[start]

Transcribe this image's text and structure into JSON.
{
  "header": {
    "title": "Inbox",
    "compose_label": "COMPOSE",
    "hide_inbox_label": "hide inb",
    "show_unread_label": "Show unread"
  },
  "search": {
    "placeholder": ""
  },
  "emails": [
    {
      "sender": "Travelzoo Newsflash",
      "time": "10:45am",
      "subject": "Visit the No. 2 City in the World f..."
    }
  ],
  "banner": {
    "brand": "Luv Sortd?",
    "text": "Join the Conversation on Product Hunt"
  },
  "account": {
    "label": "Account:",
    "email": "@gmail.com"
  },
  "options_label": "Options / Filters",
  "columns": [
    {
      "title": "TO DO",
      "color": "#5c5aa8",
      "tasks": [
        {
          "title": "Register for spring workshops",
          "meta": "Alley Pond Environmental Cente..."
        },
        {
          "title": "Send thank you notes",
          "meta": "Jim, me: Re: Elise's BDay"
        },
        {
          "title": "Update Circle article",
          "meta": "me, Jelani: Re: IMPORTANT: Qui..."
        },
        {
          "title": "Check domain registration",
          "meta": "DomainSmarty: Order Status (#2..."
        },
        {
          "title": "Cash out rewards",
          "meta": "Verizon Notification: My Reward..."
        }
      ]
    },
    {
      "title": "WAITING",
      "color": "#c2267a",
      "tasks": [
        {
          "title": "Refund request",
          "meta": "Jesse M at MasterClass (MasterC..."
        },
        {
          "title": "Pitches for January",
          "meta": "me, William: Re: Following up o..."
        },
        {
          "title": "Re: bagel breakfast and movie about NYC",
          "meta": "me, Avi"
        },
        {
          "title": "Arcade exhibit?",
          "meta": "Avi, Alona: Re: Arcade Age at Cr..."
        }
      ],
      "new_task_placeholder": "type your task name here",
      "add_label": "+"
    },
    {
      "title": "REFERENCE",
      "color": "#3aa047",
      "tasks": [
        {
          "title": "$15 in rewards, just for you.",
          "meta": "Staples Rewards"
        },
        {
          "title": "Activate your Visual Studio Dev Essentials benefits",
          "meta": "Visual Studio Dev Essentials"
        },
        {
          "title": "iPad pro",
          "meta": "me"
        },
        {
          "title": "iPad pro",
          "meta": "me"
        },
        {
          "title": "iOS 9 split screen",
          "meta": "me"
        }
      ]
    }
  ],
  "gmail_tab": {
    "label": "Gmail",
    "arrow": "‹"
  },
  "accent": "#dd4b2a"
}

[end]

Repeat each record exactly, leaving nothing out.

Transcribe this image's text and structure into JSON.
{
  "header": {
    "title": "Inbox",
    "compose_label": "COMPOSE",
    "hide_inbox_label": "hide inb",
    "show_unread_label": "Show unread"
  },
  "search": {
    "placeholder": ""
  },
  "emails": [
    {
      "sender": "Travelzoo Newsflash",
      "time": "10:45am",
      "subject": "Visit the No. 2 City in the World f..."
    }
  ],
  "banner": {
    "brand": "Luv Sortd?",
    "text": "Join the Conversation on Product Hunt"
  },
  "account": {
    "label": "Account:",
    "email": "@gmail.com"
  },
  "options_label": "Options / Filters",
  "columns": [
    {
      "title": "TO DO",
      "color": "#5c5aa8",
      "tasks": [
        {
          "title": "Register for spring workshops",
          "meta": "Alley Pond Environmental Cente..."
        },
        {
          "title": "Send thank you notes",
          "meta": "Jim, me: Re: Elise's BDay"
        },
        {
          "title": "Update Circle article",
          "meta": "me, Jelani: Re: IMPORTANT: Qui..."
        },
        {
          "title": "Check domain registration",
          "meta": "DomainSmarty: Order Status (#2..."
        },
        {
          "title": "Cash out rewards",
          "meta": "Verizon Notification: My Reward..."
        }
      ]
    },
    {
      "title": "WAITING",
      "color": "#c2267a",
      "tasks": [
        {
          "title": "Refund request",
          "meta": "Jesse M at MasterClass (MasterC..."
        },
        {
          "title": "Pitches for January",
          "meta": "me, William: Re: Following up o..."
        },
        {
          "title": "Re: bagel breakfast and movie about NYC",
          "meta": "me, Avi"
        },
        {
          "title": "Arcade exhibit?",
          "meta": "Avi, Alona: Re: Arcade Age at Cr..."
        }
      ],
      "new_task_placeholder": "type your task name here",
      "add_label": "+"
    },
    {
      "title": "REFERENCE",
      "color": "#3aa047",
      "tasks": [
        {
          "title": "$15 in rewards, just for you.",
          "meta": "Staples Rewards"
        },
        {
          "title": "Activate your Visual Studio Dev Essentials benefits",
          "meta": "Visual Studio Dev Essentials"
        },
        {
          "title": "iPad pro",
          "meta": "me"
        },
        {
          "title": "iPad pro",
          "meta": "me"
        },
        {
          "title": "iOS 9 split screen",
          "meta": "me"
        }
      ]
    }
  ],
  "gmail_tab": {
    "label": "Gmail",
    "arrow": "‹"
  },
  "accent": "#dd4b2a"
}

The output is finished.